- _What is required_: Rewrite the lines of these rows as a numbered list, leaving out any blank lines. Omit the pictures from the answer.

Labeled region entries
================

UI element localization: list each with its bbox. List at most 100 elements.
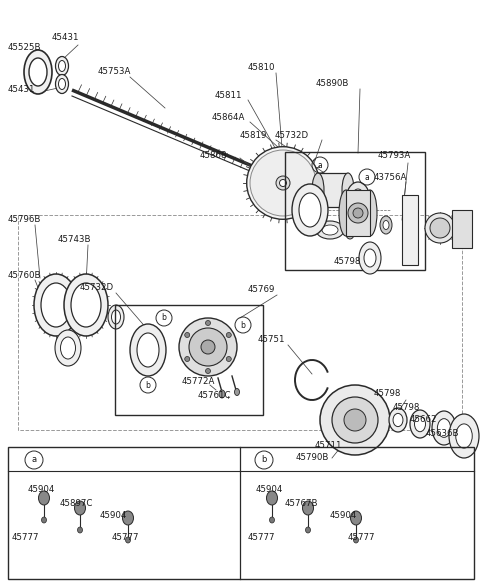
Ellipse shape [316,221,344,239]
Ellipse shape [179,318,237,376]
Ellipse shape [56,74,69,94]
Text: 45897C: 45897C [60,499,94,507]
Ellipse shape [59,79,65,90]
Bar [452,210,472,248]
Ellipse shape [108,305,124,329]
Text: 45904: 45904 [100,512,127,520]
Text: 45769: 45769 [248,285,276,295]
Text: b: b [240,321,245,329]
Text: a: a [318,161,323,169]
Ellipse shape [137,333,159,367]
Bar [285,152,425,270]
Ellipse shape [332,397,378,443]
Ellipse shape [77,527,83,533]
Text: 45753A: 45753A [98,67,132,77]
Ellipse shape [364,249,376,267]
Ellipse shape [312,173,324,207]
Ellipse shape [29,58,47,86]
Text: 45777: 45777 [112,533,140,543]
Text: 45711: 45711 [315,441,343,449]
Ellipse shape [59,60,65,71]
Text: 45777: 45777 [12,533,39,543]
Text: 45868: 45868 [200,151,228,159]
Bar [318,173,348,207]
Ellipse shape [350,511,361,525]
Text: 45796B: 45796B [8,216,41,224]
Bar [8,447,474,579]
Text: 45732D: 45732D [275,131,309,139]
Text: 45732D: 45732D [80,284,114,292]
Text: 45790B: 45790B [296,454,329,462]
Ellipse shape [219,390,225,398]
Text: 45431: 45431 [52,33,80,43]
Ellipse shape [41,517,47,523]
Ellipse shape [351,189,365,211]
Ellipse shape [380,216,392,234]
Text: 45798: 45798 [393,404,420,413]
Ellipse shape [432,411,456,445]
Text: 45777: 45777 [248,533,276,543]
Text: 45811: 45811 [215,90,242,100]
Ellipse shape [425,213,455,243]
Ellipse shape [71,283,101,327]
Ellipse shape [125,537,131,543]
Ellipse shape [201,340,215,354]
Ellipse shape [305,527,311,533]
Ellipse shape [60,337,75,359]
Ellipse shape [266,491,277,505]
Text: 45761C: 45761C [198,391,231,400]
Text: 45772A: 45772A [182,376,216,386]
Text: 43756A: 43756A [374,173,408,182]
Ellipse shape [383,220,389,230]
Ellipse shape [344,409,366,431]
Ellipse shape [34,274,78,336]
Ellipse shape [56,56,69,76]
Text: 45864A: 45864A [212,114,245,122]
Ellipse shape [299,193,321,227]
Text: 45904: 45904 [256,485,283,495]
Ellipse shape [353,208,363,218]
Ellipse shape [302,501,313,515]
Text: 45904: 45904 [330,512,358,520]
Text: 45751: 45751 [258,336,286,345]
Ellipse shape [430,218,450,238]
Ellipse shape [24,50,52,94]
Ellipse shape [185,332,190,338]
Ellipse shape [235,389,240,396]
Ellipse shape [322,225,338,235]
Ellipse shape [38,491,49,505]
Text: a: a [365,172,370,182]
Text: 45798: 45798 [374,390,401,398]
Ellipse shape [342,173,354,207]
Ellipse shape [393,413,403,427]
Text: 45760B: 45760B [8,271,41,281]
Ellipse shape [359,242,381,274]
Ellipse shape [456,424,472,448]
Ellipse shape [74,501,85,515]
Ellipse shape [111,310,120,324]
Ellipse shape [205,369,211,373]
Ellipse shape [64,274,108,336]
Ellipse shape [449,414,479,458]
Ellipse shape [346,182,370,218]
Text: b: b [145,380,150,390]
Ellipse shape [437,418,451,437]
Text: 45777: 45777 [348,533,375,543]
Ellipse shape [339,190,353,236]
Text: a: a [31,455,36,465]
Ellipse shape [276,176,290,190]
Ellipse shape [185,356,190,362]
Bar [402,195,418,265]
Ellipse shape [122,511,133,525]
Ellipse shape [130,324,166,376]
Ellipse shape [189,328,227,366]
Text: 45798: 45798 [334,257,361,267]
Ellipse shape [292,184,328,236]
Ellipse shape [320,385,390,455]
Ellipse shape [415,416,425,432]
Ellipse shape [55,330,81,366]
Bar [115,305,263,415]
Ellipse shape [41,283,71,327]
Ellipse shape [279,179,287,186]
Text: 45810: 45810 [248,63,276,73]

================

- _Finished task_:
1. UI element localization: list each with its bbox. List at most 100 elements.
2. Ellipse shape [316,221,344,239]
3. Ellipse shape [179,318,237,376]
4. Ellipse shape [56,74,69,94]
5. Text: 45897C: 45897C [60,499,94,507]
6. Ellipse shape [59,79,65,90]
7. Bar [452,210,472,248]
8. Ellipse shape [108,305,124,329]
9. Text: 45904: 45904 [100,512,127,520]
10. Text: 45769: 45769 [248,285,276,295]
11. Text: b: b [240,321,245,329]
12. Text: a: a [318,161,323,169]
13. Ellipse shape [137,333,159,367]
14. Bar [285,152,425,270]
15. Ellipse shape [332,397,378,443]
16. Ellipse shape [77,527,83,533]
17. Text: 45753A: 45753A [98,67,132,77]
18. Ellipse shape [364,249,376,267]
19. Ellipse shape [312,173,324,207]
20. Ellipse shape [29,58,47,86]
21. Text: 45777: 45777 [112,533,140,543]
22. Text: 45711: 45711 [315,441,343,449]
23. Ellipse shape [59,60,65,71]
24. Text: 45777: 45777 [12,533,39,543]
25. Text: 45868: 45868 [200,151,228,159]
26. Bar [318,173,348,207]
27. Ellipse shape [350,511,361,525]
28. Text: 45796B: 45796B [8,216,41,224]
29. Bar [8,447,474,579]
30. Text: 45732D: 45732D [275,131,309,139]
31. Text: 45732D: 45732D [80,284,114,292]
32. Text: 45790B: 45790B [296,454,329,462]
33. Ellipse shape [219,390,225,398]
34. Text: 45431: 45431 [52,33,80,43]
35. Ellipse shape [41,517,47,523]
36. Ellipse shape [351,189,365,211]
37. Ellipse shape [380,216,392,234]
38. Text: 45798: 45798 [393,404,420,413]
39. Ellipse shape [432,411,456,445]
40. Text: 45777: 45777 [248,533,276,543]
41. Text: 45811: 45811 [215,90,242,100]
42. Ellipse shape [425,213,455,243]
43. Ellipse shape [71,283,101,327]
44. Ellipse shape [125,537,131,543]
45. Ellipse shape [201,340,215,354]
46. Ellipse shape [305,527,311,533]
47. Ellipse shape [60,337,75,359]
48. Ellipse shape [266,491,277,505]
49. Text: 45761C: 45761C [198,391,231,400]
50. Text: 45772A: 45772A [182,376,216,386]
51. Text: 43756A: 43756A [374,173,408,182]
52. Ellipse shape [383,220,389,230]
53. Ellipse shape [344,409,366,431]
54. Ellipse shape [34,274,78,336]
55. Ellipse shape [56,56,69,76]
56. Text: 45864A: 45864A [212,114,245,122]
57. Ellipse shape [299,193,321,227]
58. Text: 45904: 45904 [256,485,283,495]
59. Ellipse shape [353,208,363,218]
60. Ellipse shape [302,501,313,515]
61. Text: 45904: 45904 [330,512,358,520]
62. Text: 45751: 45751 [258,336,286,345]
63. Ellipse shape [430,218,450,238]
64. Ellipse shape [24,50,52,94]
65. Ellipse shape [185,332,190,338]
66. Ellipse shape [235,389,240,396]
67. Ellipse shape [322,225,338,235]
68. Ellipse shape [38,491,49,505]
69. Text: a: a [365,172,370,182]
70. Text: 45798: 45798 [374,390,401,398]
71. Ellipse shape [342,173,354,207]
72. Ellipse shape [393,413,403,427]
73. Text: 45760B: 45760B [8,271,41,281]
74. Ellipse shape [359,242,381,274]
75. Ellipse shape [456,424,472,448]
76. Ellipse shape [74,501,85,515]
77. Ellipse shape [111,310,120,324]
78. Ellipse shape [205,369,211,373]
79. Ellipse shape [64,274,108,336]
80. Ellipse shape [449,414,479,458]
81. Ellipse shape [346,182,370,218]
82. Text: b: b [145,380,150,390]
83. Ellipse shape [437,418,451,437]
84. Text: 45777: 45777 [348,533,375,543]
85. Ellipse shape [339,190,353,236]
86. Text: a: a [31,455,36,465]
87. Ellipse shape [276,176,290,190]
88. Ellipse shape [185,356,190,362]
89. Bar [402,195,418,265]
90. Ellipse shape [122,511,133,525]
91. Ellipse shape [130,324,166,376]
92. Ellipse shape [189,328,227,366]
93. Text: 45798: 45798 [334,257,361,267]
94. Ellipse shape [292,184,328,236]
95. Ellipse shape [320,385,390,455]
96. Ellipse shape [415,416,425,432]
97. Ellipse shape [55,330,81,366]
98. Bar [115,305,263,415]
99. Ellipse shape [41,283,71,327]
100. Ellipse shape [279,179,287,186]
101. Text: 45810: 45810 [248,63,276,73]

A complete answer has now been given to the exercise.